• _Exercise_:
Your task is to transcribe the records exactly, skipping every image.

• _Dataset rows_:
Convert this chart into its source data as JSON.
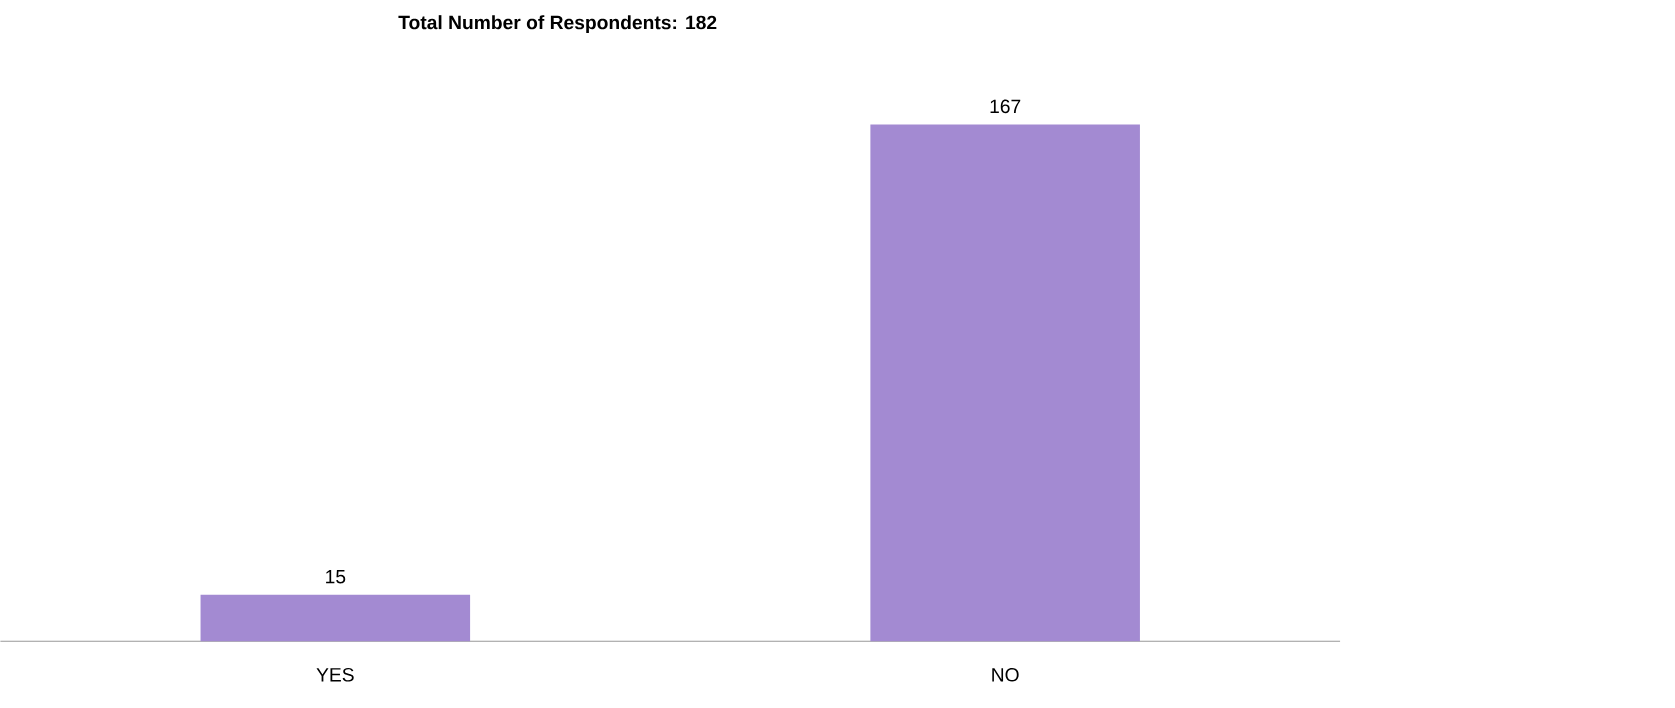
{
  "chart_data": {
    "type": "bar",
    "title": "Total Number of Respondents: 182",
    "categories": [
      "YES",
      "NO"
    ],
    "values": [
      15,
      167
    ],
    "color": "#a38ad2",
    "data_labels": true
  }
}
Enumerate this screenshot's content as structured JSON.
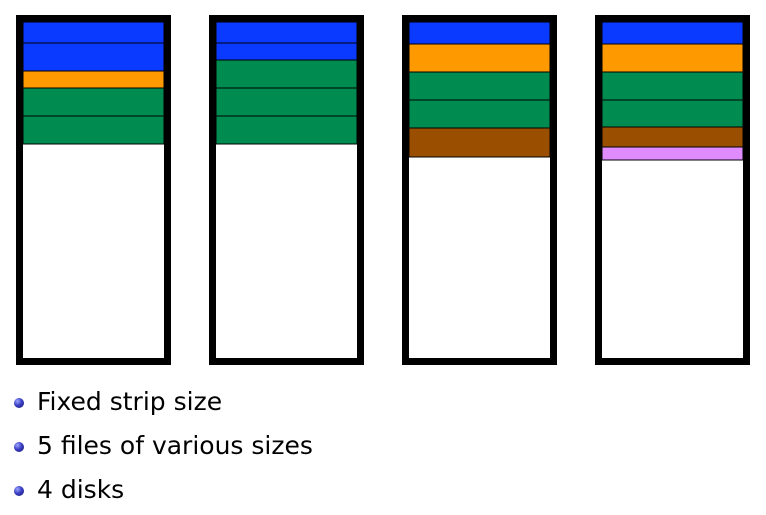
{
  "colors": {
    "blue": "#0a3aff",
    "orange": "#ff9900",
    "green": "#008c50",
    "brown": "#9a4f00",
    "violet": "#e08cff",
    "frame": "#000000"
  },
  "disks": [
    {
      "strips": [
        "blue",
        "blue",
        "orange",
        "green",
        "green"
      ]
    },
    {
      "strips": [
        "blue",
        "blue",
        "green",
        "green",
        "green"
      ]
    },
    {
      "strips": [
        "blue",
        "orange",
        "green",
        "green",
        "brown"
      ]
    },
    {
      "strips": [
        "blue",
        "orange",
        "green",
        "green",
        "brown",
        "violet"
      ]
    }
  ],
  "bullets": [
    {
      "text": "Fixed strip size"
    },
    {
      "text": "5 files of various sizes"
    },
    {
      "text": "4 disks"
    }
  ]
}
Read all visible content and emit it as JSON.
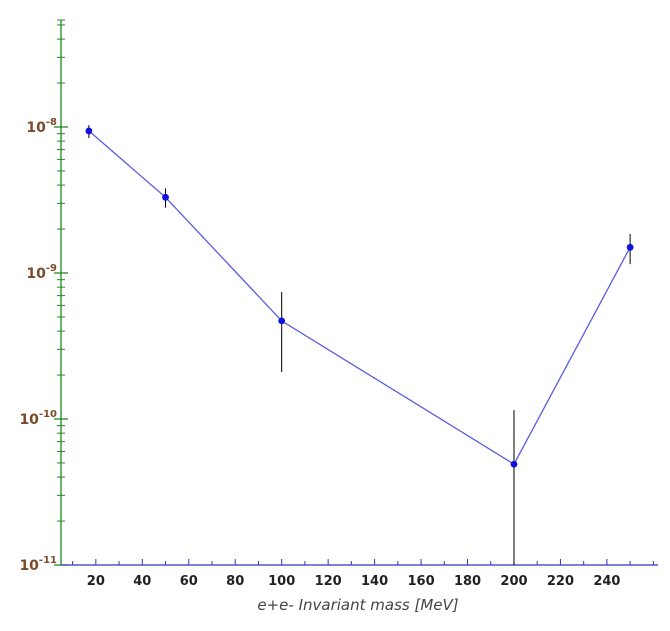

• _Result for this exercise_:
Convert this chart into its source data as JSON.
{
  "chart_data": {
    "type": "bar",
    "title": "Total Number of Respondents: 182",
    "categories": [
      "YES",
      "NO"
    ],
    "values": [
      15,
      167
    ],
    "color": "#a38ad2",
    "data_labels": true
  }
}
Enumerate this screenshot's content as structured JSON.
{
  "colors": {
    "blue": "#0a3aff",
    "orange": "#ff9900",
    "green": "#008c50",
    "brown": "#9a4f00",
    "violet": "#e08cff",
    "frame": "#000000"
  },
  "disks": [
    {
      "strips": [
        "blue",
        "blue",
        "orange",
        "green",
        "green"
      ]
    },
    {
      "strips": [
        "blue",
        "blue",
        "green",
        "green",
        "green"
      ]
    },
    {
      "strips": [
        "blue",
        "orange",
        "green",
        "green",
        "brown"
      ]
    },
    {
      "strips": [
        "blue",
        "orange",
        "green",
        "green",
        "brown",
        "violet"
      ]
    }
  ],
  "bullets": [
    {
      "text": "Fixed strip size"
    },
    {
      "text": "5 files of various sizes"
    },
    {
      "text": "4 disks"
    }
  ]
}
Read all visible content and emit it as JSON.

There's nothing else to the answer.